Each entry below should be reproduced character for character.

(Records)
====================

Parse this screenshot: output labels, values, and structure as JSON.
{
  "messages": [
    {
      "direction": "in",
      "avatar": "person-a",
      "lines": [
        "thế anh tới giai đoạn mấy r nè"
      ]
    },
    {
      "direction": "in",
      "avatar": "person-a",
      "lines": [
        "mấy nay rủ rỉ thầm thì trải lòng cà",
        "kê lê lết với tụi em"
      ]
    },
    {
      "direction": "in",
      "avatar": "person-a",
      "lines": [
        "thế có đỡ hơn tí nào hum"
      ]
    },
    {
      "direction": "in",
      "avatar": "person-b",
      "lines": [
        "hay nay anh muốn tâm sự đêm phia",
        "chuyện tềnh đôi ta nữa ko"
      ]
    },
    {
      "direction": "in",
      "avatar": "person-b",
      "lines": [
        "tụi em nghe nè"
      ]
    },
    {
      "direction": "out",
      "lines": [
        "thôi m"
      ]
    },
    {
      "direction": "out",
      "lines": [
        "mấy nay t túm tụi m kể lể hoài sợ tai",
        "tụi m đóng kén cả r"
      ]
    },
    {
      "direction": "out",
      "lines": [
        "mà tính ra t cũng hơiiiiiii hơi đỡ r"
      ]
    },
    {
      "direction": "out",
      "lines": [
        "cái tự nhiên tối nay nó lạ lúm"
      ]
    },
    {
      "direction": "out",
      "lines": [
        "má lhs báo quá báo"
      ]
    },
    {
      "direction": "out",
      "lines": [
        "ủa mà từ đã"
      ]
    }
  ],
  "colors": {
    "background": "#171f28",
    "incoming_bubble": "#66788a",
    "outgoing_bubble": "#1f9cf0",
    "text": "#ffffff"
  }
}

====================

Exercise answer:
Parse this screenshot: output labels, values, and structure as JSON.
{
  "messages": [
    {
      "direction": "in",
      "avatar": "person-a",
      "lines": [
        "thế anh tới giai đoạn mấy r nè"
      ]
    },
    {
      "direction": "in",
      "avatar": "person-a",
      "lines": [
        "mấy nay rủ rỉ thầm thì trải lòng cà",
        "kê lê lết với tụi em"
      ]
    },
    {
      "direction": "in",
      "avatar": "person-a",
      "lines": [
        "thế có đỡ hơn tí nào hum"
      ]
    },
    {
      "direction": "in",
      "avatar": "person-b",
      "lines": [
        "hay nay anh muốn tâm sự đêm phia",
        "chuyện tềnh đôi ta nữa ko"
      ]
    },
    {
      "direction": "in",
      "avatar": "person-b",
      "lines": [
        "tụi em nghe nè"
      ]
    },
    {
      "direction": "out",
      "lines": [
        "thôi m"
      ]
    },
    {
      "direction": "out",
      "lines": [
        "mấy nay t túm tụi m kể lể hoài sợ tai",
        "tụi m đóng kén cả r"
      ]
    },
    {
      "direction": "out",
      "lines": [
        "mà tính ra t cũng hơiiiiiii hơi đỡ r"
      ]
    },
    {
      "direction": "out",
      "lines": [
        "cái tự nhiên tối nay nó lạ lúm"
      ]
    },
    {
      "direction": "out",
      "lines": [
        "má lhs báo quá báo"
      ]
    },
    {
      "direction": "out",
      "lines": [
        "ủa mà từ đã"
      ]
    }
  ],
  "colors": {
    "background": "#171f28",
    "incoming_bubble": "#66788a",
    "outgoing_bubble": "#1f9cf0",
    "text": "#ffffff"
  }
}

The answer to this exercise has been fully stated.